(Records about charts and figures)

++++++++

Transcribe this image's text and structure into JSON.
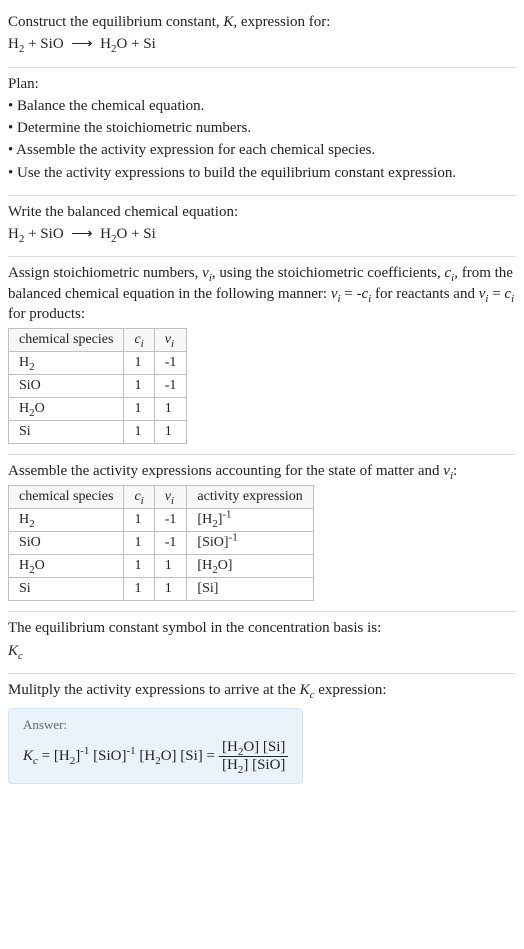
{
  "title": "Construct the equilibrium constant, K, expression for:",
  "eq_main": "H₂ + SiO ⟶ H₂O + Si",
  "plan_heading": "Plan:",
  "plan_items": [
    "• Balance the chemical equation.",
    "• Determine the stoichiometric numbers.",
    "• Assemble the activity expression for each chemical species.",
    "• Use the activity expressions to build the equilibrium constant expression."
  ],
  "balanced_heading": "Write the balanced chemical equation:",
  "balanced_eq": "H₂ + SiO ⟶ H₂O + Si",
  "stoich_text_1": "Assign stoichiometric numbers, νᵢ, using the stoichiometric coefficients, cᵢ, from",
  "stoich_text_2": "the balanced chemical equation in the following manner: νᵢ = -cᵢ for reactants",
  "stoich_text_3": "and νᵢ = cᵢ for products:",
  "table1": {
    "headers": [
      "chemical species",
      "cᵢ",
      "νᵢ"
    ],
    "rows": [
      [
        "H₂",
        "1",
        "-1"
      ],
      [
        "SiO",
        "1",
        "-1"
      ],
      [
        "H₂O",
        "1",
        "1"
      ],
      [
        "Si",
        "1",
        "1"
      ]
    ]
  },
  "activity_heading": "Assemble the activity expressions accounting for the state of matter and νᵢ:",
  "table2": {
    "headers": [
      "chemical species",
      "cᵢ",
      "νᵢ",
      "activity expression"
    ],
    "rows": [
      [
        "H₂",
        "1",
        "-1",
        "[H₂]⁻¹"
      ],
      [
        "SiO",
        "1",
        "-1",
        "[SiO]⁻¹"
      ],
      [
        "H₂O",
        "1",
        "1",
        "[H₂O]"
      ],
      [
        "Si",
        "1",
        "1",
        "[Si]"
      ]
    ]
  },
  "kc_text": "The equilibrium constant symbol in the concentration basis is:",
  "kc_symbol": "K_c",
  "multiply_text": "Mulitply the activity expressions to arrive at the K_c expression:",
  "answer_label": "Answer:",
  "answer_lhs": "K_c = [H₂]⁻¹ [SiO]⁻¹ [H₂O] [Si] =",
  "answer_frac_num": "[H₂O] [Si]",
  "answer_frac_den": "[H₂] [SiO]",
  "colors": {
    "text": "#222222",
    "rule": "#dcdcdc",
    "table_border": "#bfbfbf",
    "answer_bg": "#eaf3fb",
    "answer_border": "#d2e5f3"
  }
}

++++++++

TASK GOAL:
Pull out all lines from the listing that contain the string "stoichiometric".

ANSWER TO THIS EXERCISE:
    "• Determine the stoichiometric numbers.",
  "stoich_text_1": "Assign stoichiometric numbers, νᵢ, using the stoichiometric coefficients, cᵢ, from",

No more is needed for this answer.